■ **DATA PROVIDED**:
* * * * * * * * *
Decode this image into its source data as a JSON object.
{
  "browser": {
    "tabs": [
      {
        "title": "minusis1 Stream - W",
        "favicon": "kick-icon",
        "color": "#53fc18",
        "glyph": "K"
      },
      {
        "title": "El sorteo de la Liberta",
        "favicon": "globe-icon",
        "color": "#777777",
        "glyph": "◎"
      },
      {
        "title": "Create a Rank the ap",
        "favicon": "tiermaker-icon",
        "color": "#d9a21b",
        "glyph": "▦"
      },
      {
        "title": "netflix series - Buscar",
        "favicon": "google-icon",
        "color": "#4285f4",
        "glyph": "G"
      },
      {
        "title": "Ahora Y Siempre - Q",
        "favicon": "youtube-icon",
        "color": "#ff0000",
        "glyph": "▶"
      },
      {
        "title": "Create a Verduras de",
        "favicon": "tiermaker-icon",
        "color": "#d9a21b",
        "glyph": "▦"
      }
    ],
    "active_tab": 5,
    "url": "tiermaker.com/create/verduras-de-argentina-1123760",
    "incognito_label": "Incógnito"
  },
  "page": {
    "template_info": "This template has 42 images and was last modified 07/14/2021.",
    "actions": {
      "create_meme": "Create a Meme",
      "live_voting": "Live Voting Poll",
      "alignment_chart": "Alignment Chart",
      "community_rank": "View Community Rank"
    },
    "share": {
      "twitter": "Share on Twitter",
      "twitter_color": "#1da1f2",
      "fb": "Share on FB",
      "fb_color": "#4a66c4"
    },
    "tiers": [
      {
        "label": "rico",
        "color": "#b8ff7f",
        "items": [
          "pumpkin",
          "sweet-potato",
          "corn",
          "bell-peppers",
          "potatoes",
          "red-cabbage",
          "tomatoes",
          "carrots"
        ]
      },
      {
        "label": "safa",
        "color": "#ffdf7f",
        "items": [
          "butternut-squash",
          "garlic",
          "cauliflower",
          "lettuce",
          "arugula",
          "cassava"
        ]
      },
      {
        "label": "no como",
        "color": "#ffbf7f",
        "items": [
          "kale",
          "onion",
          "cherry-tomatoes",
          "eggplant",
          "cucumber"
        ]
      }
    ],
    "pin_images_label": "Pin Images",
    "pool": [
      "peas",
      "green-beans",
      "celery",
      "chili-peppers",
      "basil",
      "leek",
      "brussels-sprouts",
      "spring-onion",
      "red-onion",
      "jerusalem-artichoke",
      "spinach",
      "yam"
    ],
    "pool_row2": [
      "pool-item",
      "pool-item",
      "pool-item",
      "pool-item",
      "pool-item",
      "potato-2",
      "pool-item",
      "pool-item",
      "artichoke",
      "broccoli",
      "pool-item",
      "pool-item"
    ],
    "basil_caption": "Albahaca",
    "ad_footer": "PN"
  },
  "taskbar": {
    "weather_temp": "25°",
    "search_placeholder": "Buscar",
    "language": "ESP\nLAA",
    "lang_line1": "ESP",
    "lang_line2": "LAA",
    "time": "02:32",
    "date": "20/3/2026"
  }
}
* * * * * * * * *
■ **REQUIREMENTS**:
Search the lines for the string "Buscar" and copy every line that has it.

■ **WRITTEN SOLUTION**:
        "title": "netflix series - Buscar",
    "search_placeholder": "Buscar",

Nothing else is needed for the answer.